■ **Required work**
Check each line of the records below and collect those holding "الانقباض".

■ **Materials provided**
########
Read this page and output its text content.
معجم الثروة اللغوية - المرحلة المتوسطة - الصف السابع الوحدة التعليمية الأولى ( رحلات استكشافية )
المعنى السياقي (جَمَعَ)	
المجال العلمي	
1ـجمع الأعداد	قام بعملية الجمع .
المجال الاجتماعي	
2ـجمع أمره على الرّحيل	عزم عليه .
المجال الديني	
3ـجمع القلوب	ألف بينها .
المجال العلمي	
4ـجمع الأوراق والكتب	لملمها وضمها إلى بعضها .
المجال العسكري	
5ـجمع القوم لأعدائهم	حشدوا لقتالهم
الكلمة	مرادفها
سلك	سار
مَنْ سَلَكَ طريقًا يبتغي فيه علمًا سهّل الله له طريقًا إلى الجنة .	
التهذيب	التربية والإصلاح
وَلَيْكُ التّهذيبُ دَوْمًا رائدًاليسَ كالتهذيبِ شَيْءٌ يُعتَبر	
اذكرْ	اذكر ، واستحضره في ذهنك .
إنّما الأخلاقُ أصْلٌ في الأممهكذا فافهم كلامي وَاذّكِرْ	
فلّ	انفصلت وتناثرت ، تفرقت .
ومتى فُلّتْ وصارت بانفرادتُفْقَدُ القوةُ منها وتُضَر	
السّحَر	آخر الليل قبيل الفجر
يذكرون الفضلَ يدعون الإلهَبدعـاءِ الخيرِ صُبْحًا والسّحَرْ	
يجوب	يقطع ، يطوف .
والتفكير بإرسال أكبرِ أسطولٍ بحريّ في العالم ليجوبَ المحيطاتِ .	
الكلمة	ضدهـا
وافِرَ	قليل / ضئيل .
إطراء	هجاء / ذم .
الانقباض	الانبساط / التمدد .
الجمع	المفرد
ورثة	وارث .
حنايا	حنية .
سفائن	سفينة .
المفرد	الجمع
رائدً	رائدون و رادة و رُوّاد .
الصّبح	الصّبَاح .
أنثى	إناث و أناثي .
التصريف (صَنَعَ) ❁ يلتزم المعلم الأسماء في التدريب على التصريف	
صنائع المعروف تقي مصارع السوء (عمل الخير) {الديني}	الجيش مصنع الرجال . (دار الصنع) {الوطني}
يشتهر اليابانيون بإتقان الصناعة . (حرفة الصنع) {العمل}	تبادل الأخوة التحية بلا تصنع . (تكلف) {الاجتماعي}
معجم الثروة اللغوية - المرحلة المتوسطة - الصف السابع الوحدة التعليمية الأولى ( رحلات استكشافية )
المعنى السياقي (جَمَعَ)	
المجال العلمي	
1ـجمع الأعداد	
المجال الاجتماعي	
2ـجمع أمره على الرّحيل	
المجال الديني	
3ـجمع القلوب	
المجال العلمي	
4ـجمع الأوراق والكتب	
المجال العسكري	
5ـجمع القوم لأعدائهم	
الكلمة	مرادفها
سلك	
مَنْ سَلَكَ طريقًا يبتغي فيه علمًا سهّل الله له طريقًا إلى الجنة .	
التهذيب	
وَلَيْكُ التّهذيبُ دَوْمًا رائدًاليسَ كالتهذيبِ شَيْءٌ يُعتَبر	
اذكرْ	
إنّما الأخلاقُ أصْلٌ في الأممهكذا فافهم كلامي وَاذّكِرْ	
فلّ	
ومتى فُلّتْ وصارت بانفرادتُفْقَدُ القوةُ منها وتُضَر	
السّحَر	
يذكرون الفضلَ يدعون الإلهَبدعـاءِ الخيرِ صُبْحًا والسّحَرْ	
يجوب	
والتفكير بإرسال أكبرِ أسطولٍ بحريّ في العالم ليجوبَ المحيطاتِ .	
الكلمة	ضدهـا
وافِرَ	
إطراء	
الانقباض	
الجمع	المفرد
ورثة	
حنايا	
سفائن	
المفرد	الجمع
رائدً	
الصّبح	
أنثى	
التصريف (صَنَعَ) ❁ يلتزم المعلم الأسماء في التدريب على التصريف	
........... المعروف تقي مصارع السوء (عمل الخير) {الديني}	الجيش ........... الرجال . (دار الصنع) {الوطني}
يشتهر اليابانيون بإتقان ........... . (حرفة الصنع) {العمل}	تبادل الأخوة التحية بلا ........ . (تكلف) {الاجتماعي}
########
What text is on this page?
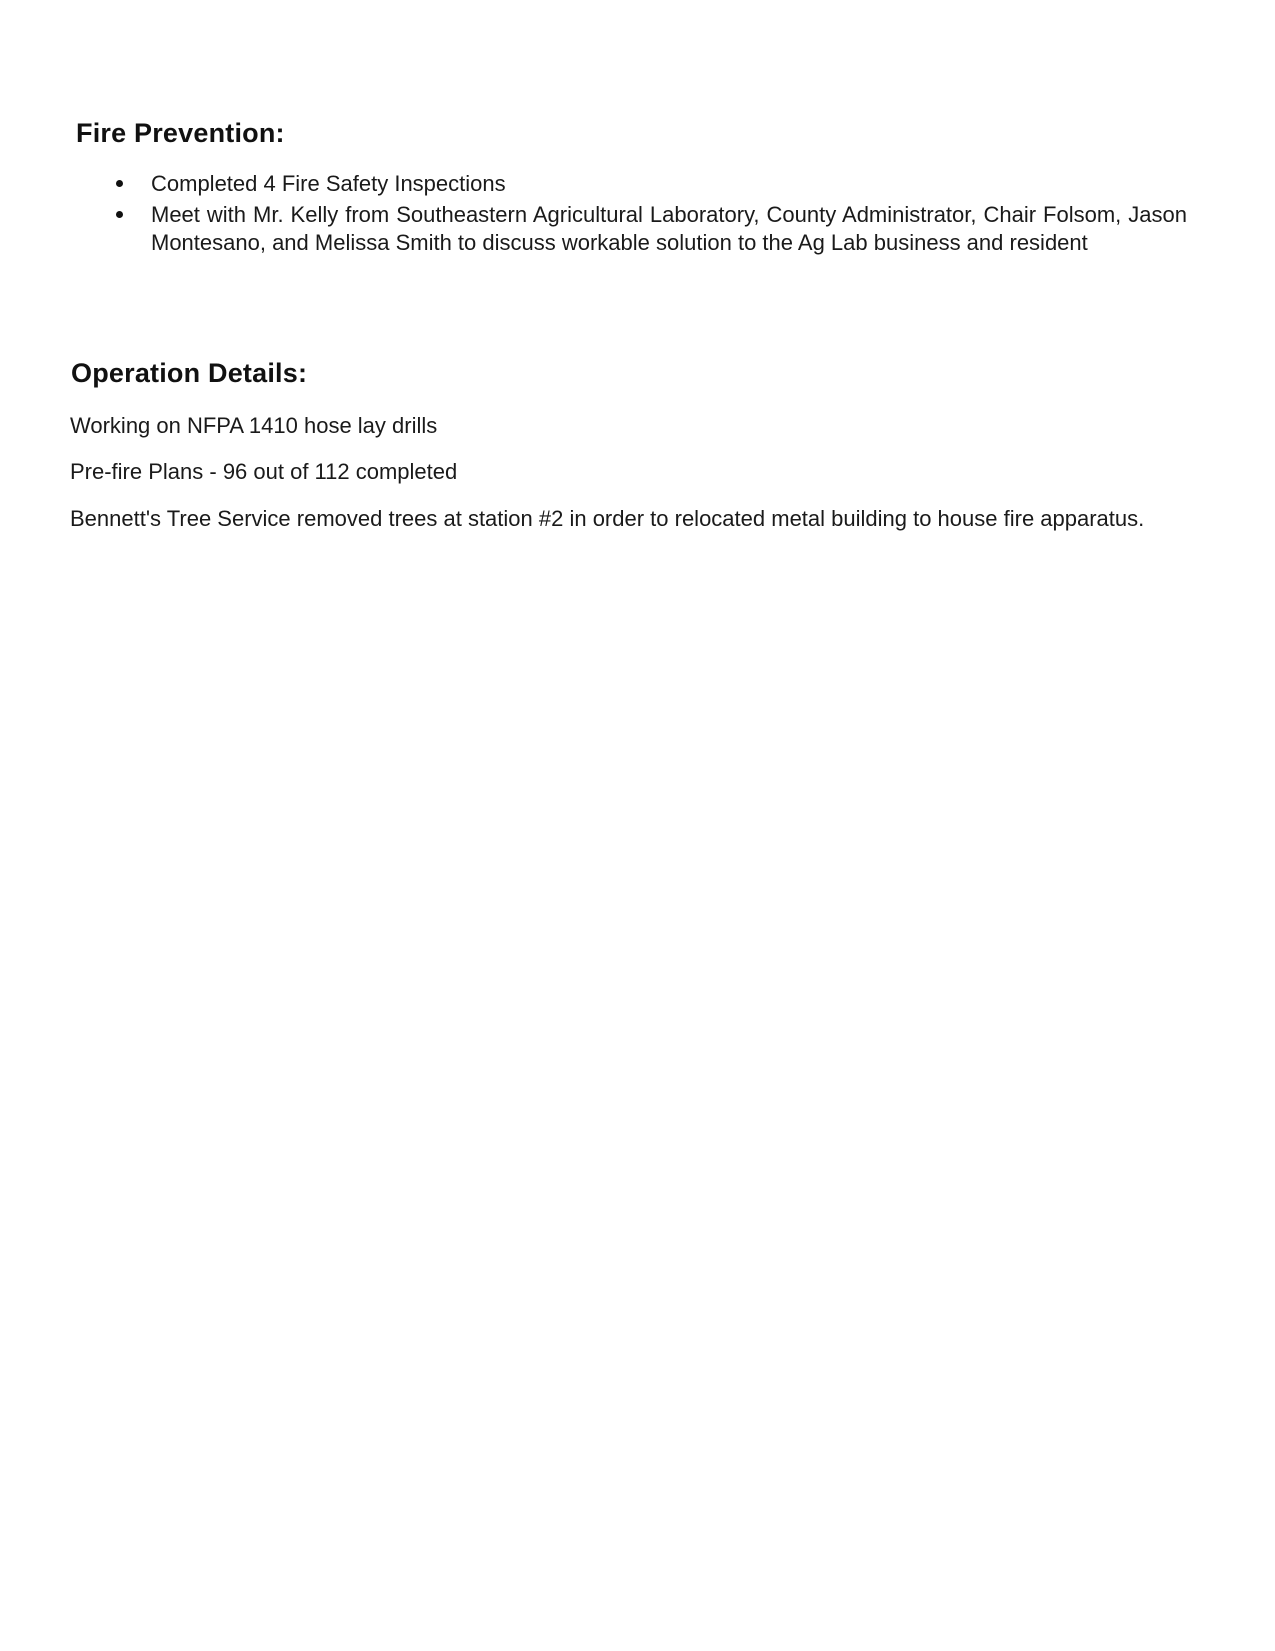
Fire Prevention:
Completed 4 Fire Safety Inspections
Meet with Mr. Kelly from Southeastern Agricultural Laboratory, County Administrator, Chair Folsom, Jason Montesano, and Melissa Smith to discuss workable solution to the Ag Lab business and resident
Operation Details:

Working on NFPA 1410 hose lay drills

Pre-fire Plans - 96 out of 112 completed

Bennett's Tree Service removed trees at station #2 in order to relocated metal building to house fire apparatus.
########
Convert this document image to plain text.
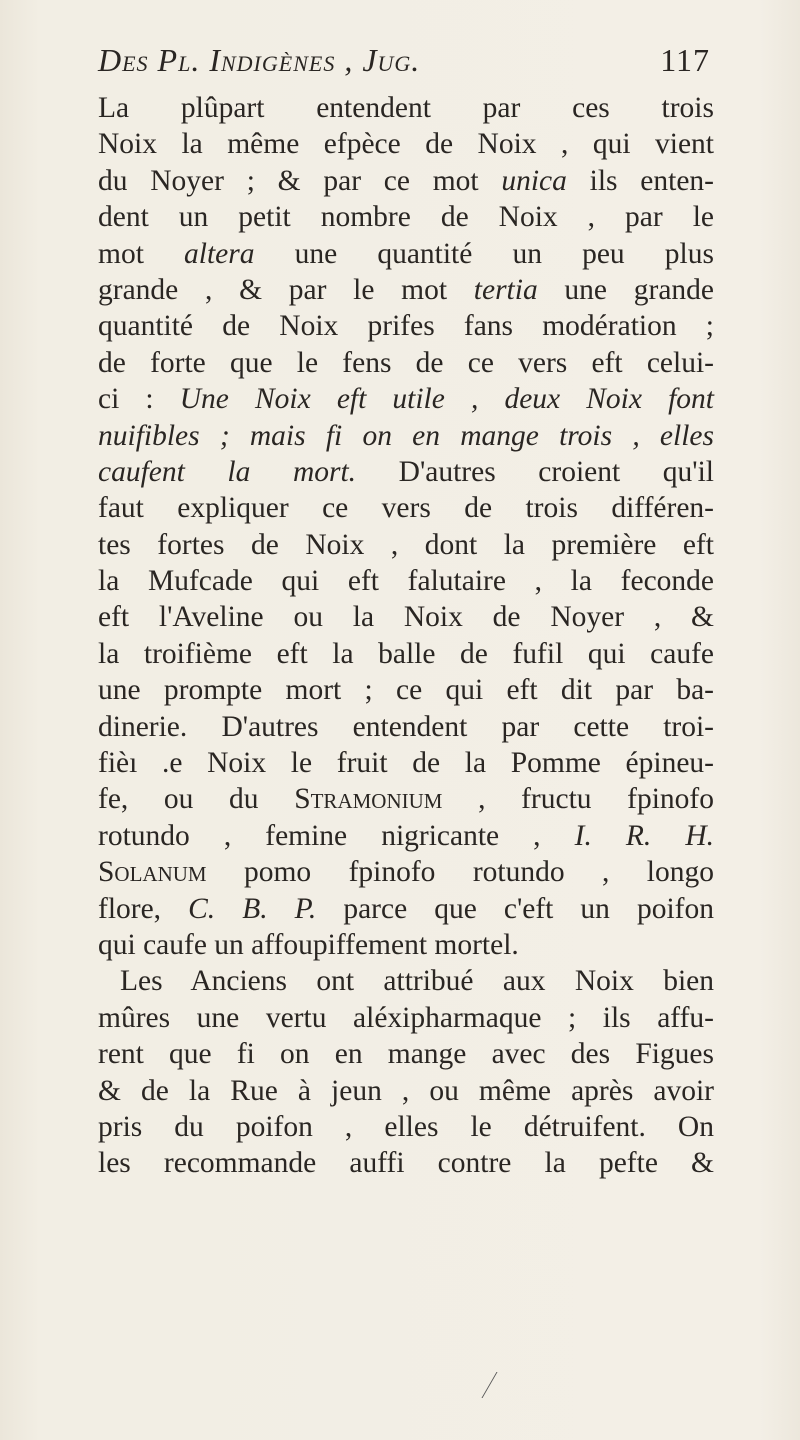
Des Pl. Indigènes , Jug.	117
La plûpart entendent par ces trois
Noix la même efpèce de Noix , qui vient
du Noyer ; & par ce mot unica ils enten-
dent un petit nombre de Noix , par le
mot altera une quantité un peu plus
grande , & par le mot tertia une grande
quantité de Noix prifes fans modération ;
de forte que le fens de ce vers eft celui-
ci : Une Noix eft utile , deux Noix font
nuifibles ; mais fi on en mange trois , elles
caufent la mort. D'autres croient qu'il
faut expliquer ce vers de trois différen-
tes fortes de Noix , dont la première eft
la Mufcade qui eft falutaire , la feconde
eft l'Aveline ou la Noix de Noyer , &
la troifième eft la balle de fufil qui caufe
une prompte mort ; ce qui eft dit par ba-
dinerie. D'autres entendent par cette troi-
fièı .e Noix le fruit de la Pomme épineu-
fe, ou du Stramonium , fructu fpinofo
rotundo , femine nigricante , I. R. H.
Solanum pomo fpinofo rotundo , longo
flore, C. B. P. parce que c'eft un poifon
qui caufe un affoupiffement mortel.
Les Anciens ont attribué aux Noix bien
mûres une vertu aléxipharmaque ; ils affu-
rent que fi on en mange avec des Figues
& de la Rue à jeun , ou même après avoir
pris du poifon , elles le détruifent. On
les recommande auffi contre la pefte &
########
■ **Exercise response**
الانقباض	الانبساط / التمدد .
الانقباض	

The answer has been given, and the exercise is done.